| The problem |
Repeat each record below exactly as given.

| Records supplied |
## BEGIN

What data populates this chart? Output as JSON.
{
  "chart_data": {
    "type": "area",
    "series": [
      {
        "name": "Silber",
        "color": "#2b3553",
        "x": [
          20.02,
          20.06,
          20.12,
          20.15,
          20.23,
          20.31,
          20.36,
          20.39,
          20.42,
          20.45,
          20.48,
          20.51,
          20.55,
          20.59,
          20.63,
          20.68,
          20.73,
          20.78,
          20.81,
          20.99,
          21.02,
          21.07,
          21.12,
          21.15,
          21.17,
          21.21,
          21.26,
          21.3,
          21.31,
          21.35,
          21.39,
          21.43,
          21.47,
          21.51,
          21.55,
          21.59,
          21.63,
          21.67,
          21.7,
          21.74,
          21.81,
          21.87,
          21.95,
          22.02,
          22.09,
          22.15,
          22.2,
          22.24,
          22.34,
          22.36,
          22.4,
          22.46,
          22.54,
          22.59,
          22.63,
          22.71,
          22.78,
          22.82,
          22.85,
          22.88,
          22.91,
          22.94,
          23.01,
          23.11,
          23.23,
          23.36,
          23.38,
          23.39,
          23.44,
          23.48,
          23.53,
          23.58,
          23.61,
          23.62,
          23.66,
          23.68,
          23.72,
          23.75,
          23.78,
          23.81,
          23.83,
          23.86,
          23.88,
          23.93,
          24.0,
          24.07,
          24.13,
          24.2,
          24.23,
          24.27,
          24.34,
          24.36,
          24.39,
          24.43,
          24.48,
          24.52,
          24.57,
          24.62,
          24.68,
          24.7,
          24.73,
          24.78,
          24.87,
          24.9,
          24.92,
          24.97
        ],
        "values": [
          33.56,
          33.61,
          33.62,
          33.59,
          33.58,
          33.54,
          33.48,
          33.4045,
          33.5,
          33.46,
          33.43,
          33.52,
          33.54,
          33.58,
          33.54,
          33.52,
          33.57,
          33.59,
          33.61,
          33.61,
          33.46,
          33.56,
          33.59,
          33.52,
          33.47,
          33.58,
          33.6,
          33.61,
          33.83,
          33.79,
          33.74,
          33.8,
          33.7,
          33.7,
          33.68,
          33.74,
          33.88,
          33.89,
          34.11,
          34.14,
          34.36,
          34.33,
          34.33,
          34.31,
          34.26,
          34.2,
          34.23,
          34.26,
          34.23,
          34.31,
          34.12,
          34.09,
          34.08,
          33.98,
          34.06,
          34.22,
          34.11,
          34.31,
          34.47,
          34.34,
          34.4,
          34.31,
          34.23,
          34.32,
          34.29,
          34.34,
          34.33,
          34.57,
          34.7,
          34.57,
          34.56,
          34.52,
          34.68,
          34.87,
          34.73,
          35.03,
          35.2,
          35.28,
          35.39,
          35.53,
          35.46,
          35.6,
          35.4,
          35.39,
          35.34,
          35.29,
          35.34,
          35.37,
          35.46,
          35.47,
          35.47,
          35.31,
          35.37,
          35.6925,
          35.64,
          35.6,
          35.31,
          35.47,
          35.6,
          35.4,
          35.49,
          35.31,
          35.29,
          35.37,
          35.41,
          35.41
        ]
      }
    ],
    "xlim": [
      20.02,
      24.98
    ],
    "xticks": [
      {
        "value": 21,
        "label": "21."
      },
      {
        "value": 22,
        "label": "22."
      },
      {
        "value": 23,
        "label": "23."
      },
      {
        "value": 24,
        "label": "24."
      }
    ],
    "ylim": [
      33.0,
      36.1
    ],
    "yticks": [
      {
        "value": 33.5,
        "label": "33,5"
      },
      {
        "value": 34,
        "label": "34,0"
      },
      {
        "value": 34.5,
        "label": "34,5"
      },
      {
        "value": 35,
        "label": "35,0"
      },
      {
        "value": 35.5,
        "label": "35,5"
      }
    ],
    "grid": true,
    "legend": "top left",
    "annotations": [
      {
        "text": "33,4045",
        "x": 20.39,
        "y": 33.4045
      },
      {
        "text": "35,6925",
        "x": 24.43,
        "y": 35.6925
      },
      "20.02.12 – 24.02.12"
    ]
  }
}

## END

| Final result |
What data populates this chart? Output as JSON.
{
  "chart_data": {
    "type": "area",
    "series": [
      {
        "name": "Silber",
        "color": "#2b3553",
        "x": [
          20.02,
          20.06,
          20.12,
          20.15,
          20.23,
          20.31,
          20.36,
          20.39,
          20.42,
          20.45,
          20.48,
          20.51,
          20.55,
          20.59,
          20.63,
          20.68,
          20.73,
          20.78,
          20.81,
          20.99,
          21.02,
          21.07,
          21.12,
          21.15,
          21.17,
          21.21,
          21.26,
          21.3,
          21.31,
          21.35,
          21.39,
          21.43,
          21.47,
          21.51,
          21.55,
          21.59,
          21.63,
          21.67,
          21.7,
          21.74,
          21.81,
          21.87,
          21.95,
          22.02,
          22.09,
          22.15,
          22.2,
          22.24,
          22.34,
          22.36,
          22.4,
          22.46,
          22.54,
          22.59,
          22.63,
          22.71,
          22.78,
          22.82,
          22.85,
          22.88,
          22.91,
          22.94,
          23.01,
          23.11,
          23.23,
          23.36,
          23.38,
          23.39,
          23.44,
          23.48,
          23.53,
          23.58,
          23.61,
          23.62,
          23.66,
          23.68,
          23.72,
          23.75,
          23.78,
          23.81,
          23.83,
          23.86,
          23.88,
          23.93,
          24.0,
          24.07,
          24.13,
          24.2,
          24.23,
          24.27,
          24.34,
          24.36,
          24.39,
          24.43,
          24.48,
          24.52,
          24.57,
          24.62,
          24.68,
          24.7,
          24.73,
          24.78,
          24.87,
          24.9,
          24.92,
          24.97
        ],
        "values": [
          33.56,
          33.61,
          33.62,
          33.59,
          33.58,
          33.54,
          33.48,
          33.4045,
          33.5,
          33.46,
          33.43,
          33.52,
          33.54,
          33.58,
          33.54,
          33.52,
          33.57,
          33.59,
          33.61,
          33.61,
          33.46,
          33.56,
          33.59,
          33.52,
          33.47,
          33.58,
          33.6,
          33.61,
          33.83,
          33.79,
          33.74,
          33.8,
          33.7,
          33.7,
          33.68,
          33.74,
          33.88,
          33.89,
          34.11,
          34.14,
          34.36,
          34.33,
          34.33,
          34.31,
          34.26,
          34.2,
          34.23,
          34.26,
          34.23,
          34.31,
          34.12,
          34.09,
          34.08,
          33.98,
          34.06,
          34.22,
          34.11,
          34.31,
          34.47,
          34.34,
          34.4,
          34.31,
          34.23,
          34.32,
          34.29,
          34.34,
          34.33,
          34.57,
          34.7,
          34.57,
          34.56,
          34.52,
          34.68,
          34.87,
          34.73,
          35.03,
          35.2,
          35.28,
          35.39,
          35.53,
          35.46,
          35.6,
          35.4,
          35.39,
          35.34,
          35.29,
          35.34,
          35.37,
          35.46,
          35.47,
          35.47,
          35.31,
          35.37,
          35.6925,
          35.64,
          35.6,
          35.31,
          35.47,
          35.6,
          35.4,
          35.49,
          35.31,
          35.29,
          35.37,
          35.41,
          35.41
        ]
      }
    ],
    "xlim": [
      20.02,
      24.98
    ],
    "xticks": [
      {
        "value": 21,
        "label": "21."
      },
      {
        "value": 22,
        "label": "22."
      },
      {
        "value": 23,
        "label": "23."
      },
      {
        "value": 24,
        "label": "24."
      }
    ],
    "ylim": [
      33.0,
      36.1
    ],
    "yticks": [
      {
        "value": 33.5,
        "label": "33,5"
      },
      {
        "value": 34,
        "label": "34,0"
      },
      {
        "value": 34.5,
        "label": "34,5"
      },
      {
        "value": 35,
        "label": "35,0"
      },
      {
        "value": 35.5,
        "label": "35,5"
      }
    ],
    "grid": true,
    "legend": "top left",
    "annotations": [
      {
        "text": "33,4045",
        "x": 20.39,
        "y": 33.4045
      },
      {
        "text": "35,6925",
        "x": 24.43,
        "y": 35.6925
      },
      "20.02.12 – 24.02.12"
    ]
  }
}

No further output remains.